--- start Page extract ---
I'd break after "instructions", and after "respect to".
> If its execution does not complete atomically, the kernel changes the
Breaking after commas is strongly preferred.
> execution flow by jumping to an abort handler defined by user-space for
> that restartable sequence.
> .PP
> Using restartable sequences requires to register a
> rseq ABI per-thread data structure (
This produces a space after the '('.
> .B struct rseq
Instead, use:
.RB ( "struct rseq" )
> ) through the
> .BR rseq ()
> system call.
> Only one rseq ABI can be registered per thread, so user-space libraries
> and applications must follow a user-space ABI defining how to share this
> resource.
> The ABI defining how to share this resource between applications and
> libraries is defined by the C library.
> Allocation of the per-thread rseq ABI and its registration to the kernel
> is handled by glibc since version 2.35.
> .PP
> The rseq ABI per-thread data structure contains a
> .I rseq_cs
> field which points to the currently executing critical section.
> For each thread, a single rseq critical section can run at any given
> point.
> Each critical section need to be implemented in assembly.
> .PP
> The
> .BR rseq ()
> ABI accelerates user-space operations on per-cpu data by defining a
> shared data structure ABI between each user-space thread and the kernel.
> .PP
> It allows user-space to perform update operations on per-cpu data
> without requiring heavy-weight atomic operations.
> .PP
> The term CPU used in this documentation refers to a hardware execution
> context.
> For instance, each CPU number returned by
> .BR sched_getcpu ()
> is a CPU.
> The current CPU means to the CPU on which the registered thread is
> running.
> .PP
> Restartable sequences are atomic with respect to preemption (making it
> atomic with respect to other threads running on the same CPU),
> as well as signal delivery (user-space execution contexts nested over
> the same thread).
--- end Page extract ---
- [Requirement] Quote everything in the rseq man page review from "I'd break after" down to "after the '('.".
--- start Provided material ---
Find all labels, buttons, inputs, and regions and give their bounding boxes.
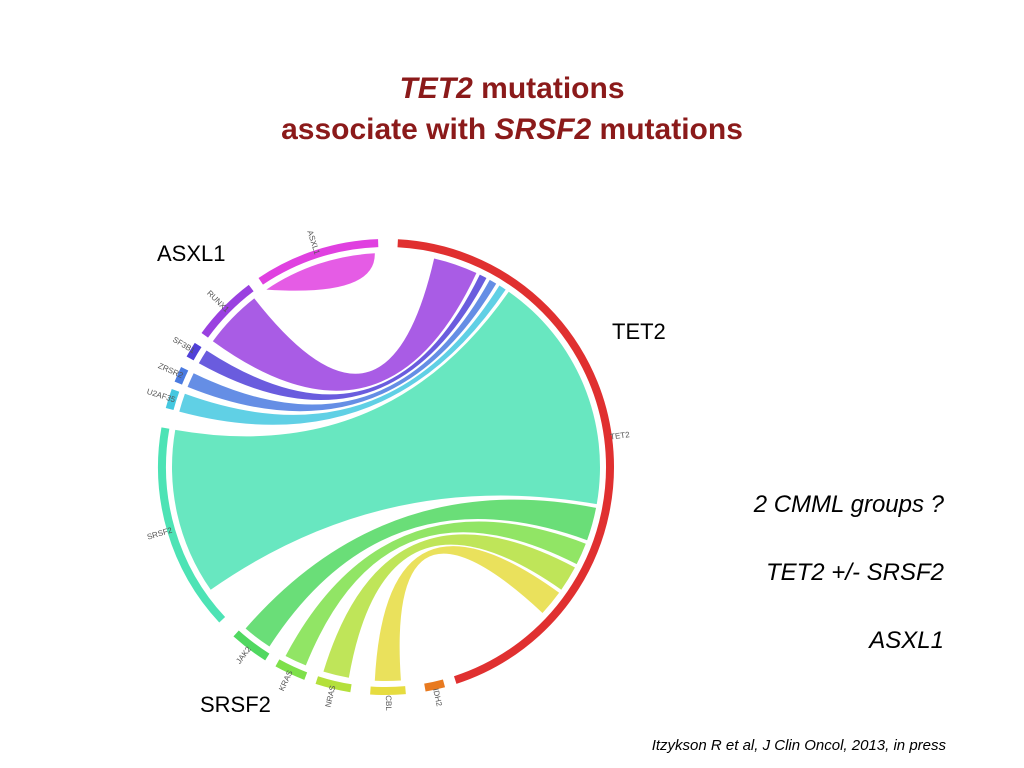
--- end Provided material ---
- [Exercise solution]
I'd break after "instructions", and after "respect to".
> If its execution does not complete atomically, the kernel changes the
Breaking after commas is strongly preferred.
> execution flow by jumping to an abort handler defined by user-space for
> that restartable sequence.
> .PP
> Using restartable sequences requires to register a
> rseq ABI per-thread data structure (
This produces a space after the '('.